From the listing below, pull each line that includes "wild".

Records that describe figures:
--- BEGIN ---

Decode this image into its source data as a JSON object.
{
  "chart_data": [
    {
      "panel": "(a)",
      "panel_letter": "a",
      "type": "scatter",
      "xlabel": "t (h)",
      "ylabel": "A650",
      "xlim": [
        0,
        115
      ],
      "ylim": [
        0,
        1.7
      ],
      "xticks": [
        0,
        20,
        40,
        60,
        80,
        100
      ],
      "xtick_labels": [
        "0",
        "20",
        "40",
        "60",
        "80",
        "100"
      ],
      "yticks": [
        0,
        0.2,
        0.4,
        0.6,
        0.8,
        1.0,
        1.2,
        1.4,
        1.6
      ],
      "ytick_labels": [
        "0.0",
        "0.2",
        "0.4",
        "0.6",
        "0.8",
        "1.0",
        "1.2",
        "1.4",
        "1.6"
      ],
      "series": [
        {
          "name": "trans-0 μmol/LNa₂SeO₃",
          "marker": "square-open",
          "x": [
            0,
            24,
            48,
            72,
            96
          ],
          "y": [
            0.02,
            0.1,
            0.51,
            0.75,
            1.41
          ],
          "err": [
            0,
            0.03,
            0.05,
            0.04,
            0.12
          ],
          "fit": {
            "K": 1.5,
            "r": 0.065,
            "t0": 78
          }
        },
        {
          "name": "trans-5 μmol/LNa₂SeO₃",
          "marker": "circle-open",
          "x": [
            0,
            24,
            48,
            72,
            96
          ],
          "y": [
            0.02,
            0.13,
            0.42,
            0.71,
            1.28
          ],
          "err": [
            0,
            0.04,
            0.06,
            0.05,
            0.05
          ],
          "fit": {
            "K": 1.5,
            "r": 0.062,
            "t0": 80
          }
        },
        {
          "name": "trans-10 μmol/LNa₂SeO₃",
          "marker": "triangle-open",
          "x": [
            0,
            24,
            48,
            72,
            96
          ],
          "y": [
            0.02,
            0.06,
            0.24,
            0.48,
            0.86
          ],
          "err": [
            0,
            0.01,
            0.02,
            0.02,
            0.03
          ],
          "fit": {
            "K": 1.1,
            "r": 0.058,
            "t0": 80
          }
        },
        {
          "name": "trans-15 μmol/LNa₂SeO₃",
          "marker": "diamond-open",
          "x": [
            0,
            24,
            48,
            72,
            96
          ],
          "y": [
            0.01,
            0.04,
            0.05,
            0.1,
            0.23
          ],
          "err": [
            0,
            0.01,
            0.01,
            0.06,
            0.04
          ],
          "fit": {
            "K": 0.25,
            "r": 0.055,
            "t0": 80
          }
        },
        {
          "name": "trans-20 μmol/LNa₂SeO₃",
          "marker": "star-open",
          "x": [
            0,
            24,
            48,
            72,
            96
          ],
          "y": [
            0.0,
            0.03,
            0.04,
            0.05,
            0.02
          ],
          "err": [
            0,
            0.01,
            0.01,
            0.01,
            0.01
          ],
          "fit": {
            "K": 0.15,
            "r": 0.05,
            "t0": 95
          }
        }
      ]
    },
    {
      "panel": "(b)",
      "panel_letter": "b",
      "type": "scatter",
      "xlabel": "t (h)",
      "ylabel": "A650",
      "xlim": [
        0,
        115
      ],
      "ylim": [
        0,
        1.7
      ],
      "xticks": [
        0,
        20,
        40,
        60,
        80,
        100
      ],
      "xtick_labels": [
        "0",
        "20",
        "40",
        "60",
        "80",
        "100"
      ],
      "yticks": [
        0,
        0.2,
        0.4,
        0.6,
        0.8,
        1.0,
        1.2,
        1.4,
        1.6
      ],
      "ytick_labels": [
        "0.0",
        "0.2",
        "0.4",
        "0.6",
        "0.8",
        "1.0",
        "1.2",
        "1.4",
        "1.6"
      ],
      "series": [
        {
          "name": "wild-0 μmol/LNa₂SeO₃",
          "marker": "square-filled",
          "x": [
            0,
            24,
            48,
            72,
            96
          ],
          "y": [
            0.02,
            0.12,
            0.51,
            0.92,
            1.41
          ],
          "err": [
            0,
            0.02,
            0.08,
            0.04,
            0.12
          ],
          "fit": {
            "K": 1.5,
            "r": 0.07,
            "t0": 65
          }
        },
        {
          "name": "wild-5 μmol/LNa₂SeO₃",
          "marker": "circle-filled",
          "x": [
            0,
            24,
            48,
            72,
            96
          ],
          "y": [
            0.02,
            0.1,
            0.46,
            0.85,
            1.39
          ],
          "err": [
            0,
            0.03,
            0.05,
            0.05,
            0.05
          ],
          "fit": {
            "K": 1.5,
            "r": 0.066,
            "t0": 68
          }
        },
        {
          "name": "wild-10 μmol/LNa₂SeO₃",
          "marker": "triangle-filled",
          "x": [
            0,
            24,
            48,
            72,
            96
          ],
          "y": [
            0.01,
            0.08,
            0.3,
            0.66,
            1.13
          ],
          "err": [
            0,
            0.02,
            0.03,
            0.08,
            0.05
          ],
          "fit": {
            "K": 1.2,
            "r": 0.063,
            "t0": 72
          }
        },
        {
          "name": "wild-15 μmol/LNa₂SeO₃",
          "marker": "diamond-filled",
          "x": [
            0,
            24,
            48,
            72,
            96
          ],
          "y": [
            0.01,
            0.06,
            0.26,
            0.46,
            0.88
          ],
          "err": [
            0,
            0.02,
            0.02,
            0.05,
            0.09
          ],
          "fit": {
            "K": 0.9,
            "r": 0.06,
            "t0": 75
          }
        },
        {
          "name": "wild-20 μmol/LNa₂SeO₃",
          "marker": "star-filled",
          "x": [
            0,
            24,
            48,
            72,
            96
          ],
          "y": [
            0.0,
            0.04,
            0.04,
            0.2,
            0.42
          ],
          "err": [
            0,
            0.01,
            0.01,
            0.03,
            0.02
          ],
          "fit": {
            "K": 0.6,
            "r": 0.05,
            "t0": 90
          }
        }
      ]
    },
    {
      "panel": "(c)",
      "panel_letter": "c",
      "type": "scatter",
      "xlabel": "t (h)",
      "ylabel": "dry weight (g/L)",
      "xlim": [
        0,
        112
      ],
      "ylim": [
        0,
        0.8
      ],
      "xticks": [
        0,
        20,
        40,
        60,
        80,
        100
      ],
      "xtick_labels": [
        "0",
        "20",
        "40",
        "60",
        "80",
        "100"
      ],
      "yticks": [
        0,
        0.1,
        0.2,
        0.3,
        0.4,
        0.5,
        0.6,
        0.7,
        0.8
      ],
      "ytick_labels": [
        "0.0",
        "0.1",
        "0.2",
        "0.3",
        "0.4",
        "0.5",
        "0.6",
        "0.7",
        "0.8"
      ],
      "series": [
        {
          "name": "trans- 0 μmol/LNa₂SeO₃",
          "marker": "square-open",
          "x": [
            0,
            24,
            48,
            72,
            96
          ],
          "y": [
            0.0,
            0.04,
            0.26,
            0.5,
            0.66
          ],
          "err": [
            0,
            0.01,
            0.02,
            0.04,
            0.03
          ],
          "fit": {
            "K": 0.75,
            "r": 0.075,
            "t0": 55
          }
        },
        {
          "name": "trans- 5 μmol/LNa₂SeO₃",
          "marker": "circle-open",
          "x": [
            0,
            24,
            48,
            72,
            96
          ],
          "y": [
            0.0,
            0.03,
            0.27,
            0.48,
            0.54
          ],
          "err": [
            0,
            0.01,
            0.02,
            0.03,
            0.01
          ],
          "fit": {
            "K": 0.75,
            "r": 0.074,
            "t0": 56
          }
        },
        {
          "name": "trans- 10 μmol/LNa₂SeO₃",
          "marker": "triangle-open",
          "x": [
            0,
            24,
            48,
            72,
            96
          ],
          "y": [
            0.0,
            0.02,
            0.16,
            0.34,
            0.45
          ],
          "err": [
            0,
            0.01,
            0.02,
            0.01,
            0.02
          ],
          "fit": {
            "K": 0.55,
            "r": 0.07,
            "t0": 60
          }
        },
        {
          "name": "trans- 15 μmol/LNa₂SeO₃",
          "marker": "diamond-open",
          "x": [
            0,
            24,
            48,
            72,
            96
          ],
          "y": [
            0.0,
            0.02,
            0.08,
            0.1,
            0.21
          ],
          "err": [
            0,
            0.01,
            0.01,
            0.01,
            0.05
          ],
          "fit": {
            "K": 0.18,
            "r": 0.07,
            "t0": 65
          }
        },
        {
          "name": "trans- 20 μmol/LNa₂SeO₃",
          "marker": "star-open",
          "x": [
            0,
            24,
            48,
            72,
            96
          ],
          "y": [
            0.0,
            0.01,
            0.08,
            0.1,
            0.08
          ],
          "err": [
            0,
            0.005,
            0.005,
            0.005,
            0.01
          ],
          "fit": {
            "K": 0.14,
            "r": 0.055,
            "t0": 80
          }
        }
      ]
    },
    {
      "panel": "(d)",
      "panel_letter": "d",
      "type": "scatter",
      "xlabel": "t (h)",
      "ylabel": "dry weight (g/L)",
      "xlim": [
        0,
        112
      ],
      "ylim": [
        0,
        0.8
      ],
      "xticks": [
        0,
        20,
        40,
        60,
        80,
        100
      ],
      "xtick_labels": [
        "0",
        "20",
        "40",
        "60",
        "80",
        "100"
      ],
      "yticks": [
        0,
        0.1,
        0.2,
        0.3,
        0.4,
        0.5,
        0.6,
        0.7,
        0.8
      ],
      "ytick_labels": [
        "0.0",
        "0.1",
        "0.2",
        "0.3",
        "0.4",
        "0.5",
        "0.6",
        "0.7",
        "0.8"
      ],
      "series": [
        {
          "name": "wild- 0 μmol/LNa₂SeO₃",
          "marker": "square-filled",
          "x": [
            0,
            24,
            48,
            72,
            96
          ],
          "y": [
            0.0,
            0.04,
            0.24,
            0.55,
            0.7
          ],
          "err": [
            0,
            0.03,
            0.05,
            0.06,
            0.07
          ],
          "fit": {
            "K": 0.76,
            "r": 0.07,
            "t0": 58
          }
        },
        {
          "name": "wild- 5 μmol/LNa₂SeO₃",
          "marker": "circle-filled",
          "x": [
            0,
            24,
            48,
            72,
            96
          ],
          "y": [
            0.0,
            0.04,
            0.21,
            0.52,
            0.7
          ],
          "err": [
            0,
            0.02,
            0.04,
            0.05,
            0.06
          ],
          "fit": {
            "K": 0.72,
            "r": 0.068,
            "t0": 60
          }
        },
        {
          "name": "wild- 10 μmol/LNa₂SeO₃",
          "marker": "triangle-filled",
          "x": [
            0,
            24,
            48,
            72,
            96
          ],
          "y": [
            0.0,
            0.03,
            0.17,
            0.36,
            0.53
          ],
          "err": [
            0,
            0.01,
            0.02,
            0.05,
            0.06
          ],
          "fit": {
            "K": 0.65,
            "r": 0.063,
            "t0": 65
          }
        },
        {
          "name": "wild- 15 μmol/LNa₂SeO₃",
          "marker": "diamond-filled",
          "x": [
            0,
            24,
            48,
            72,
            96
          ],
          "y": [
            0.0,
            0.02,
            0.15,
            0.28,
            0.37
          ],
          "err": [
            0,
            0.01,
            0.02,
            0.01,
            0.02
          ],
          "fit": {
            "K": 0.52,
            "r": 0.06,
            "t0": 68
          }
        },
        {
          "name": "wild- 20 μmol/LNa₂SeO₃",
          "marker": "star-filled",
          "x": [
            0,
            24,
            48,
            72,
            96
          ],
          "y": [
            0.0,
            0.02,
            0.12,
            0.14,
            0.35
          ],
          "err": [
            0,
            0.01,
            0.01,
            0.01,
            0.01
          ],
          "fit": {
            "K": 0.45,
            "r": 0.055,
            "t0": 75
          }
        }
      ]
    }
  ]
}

--- END ---

** EXERCISE OUTPUT **
          "name": "wild-0 μmol/LNa₂SeO₃",
          "name": "wild-5 μmol/LNa₂SeO₃",
          "name": "wild-10 μmol/LNa₂SeO₃",
          "name": "wild-15 μmol/LNa₂SeO₃",
          "name": "wild-20 μmol/LNa₂SeO₃",
          "name": "wild- 0 μmol/LNa₂SeO₃",
          "name": "wild- 5 μmol/LNa₂SeO₃",
          "name": "wild- 10 μmol/LNa₂SeO₃",
          "name": "wild- 15 μmol/LNa₂SeO₃",
          "name": "wild- 20 μmol/LNa₂SeO₃",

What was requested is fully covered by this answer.